— begin MATERIAL PROVIDED —

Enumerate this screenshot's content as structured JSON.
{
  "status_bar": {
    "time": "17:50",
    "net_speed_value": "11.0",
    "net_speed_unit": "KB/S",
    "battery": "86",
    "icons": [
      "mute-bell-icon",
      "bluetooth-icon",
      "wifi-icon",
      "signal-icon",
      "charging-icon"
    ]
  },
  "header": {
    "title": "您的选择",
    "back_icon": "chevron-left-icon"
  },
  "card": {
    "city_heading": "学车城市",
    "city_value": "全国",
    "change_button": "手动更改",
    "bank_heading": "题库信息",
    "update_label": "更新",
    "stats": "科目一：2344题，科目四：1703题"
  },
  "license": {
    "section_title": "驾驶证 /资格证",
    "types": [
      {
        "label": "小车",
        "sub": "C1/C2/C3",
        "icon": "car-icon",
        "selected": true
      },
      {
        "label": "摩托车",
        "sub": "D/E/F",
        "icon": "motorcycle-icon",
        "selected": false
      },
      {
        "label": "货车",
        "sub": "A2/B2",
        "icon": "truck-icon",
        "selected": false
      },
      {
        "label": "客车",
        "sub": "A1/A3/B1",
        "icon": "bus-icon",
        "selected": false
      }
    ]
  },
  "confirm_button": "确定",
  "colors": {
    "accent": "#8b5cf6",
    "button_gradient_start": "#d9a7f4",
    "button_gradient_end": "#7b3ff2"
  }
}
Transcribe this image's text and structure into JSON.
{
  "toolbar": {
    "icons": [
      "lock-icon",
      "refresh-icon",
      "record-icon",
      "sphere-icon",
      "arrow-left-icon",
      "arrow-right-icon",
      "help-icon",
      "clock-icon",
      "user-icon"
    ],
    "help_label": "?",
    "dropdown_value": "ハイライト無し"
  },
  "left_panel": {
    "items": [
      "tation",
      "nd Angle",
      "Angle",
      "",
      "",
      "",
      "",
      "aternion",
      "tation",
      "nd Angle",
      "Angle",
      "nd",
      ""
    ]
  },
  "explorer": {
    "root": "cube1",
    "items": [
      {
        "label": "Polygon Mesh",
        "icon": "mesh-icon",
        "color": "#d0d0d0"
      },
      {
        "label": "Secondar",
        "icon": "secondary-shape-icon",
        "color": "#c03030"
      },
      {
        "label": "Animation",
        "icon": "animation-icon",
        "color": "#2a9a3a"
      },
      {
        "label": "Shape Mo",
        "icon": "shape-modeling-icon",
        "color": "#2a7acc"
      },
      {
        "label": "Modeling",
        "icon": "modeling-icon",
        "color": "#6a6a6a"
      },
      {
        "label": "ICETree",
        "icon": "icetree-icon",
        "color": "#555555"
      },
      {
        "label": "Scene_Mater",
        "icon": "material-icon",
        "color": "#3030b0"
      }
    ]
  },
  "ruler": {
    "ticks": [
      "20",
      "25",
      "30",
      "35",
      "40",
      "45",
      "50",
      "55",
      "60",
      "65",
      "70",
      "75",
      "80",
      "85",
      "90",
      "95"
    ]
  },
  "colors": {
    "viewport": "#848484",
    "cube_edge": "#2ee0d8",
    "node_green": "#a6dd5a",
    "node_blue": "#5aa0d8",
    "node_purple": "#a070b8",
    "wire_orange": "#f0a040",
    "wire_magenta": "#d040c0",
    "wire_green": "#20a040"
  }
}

— end MATERIAL PROVIDED —

> [GIVEN EXERCISE] Search the lines for the string "this" and copy every line that has it.

> [REPLY TO THE TASK]
Enumerate this screenshot's content as structured JSON.
Transcribe this image's text and structure into JSON.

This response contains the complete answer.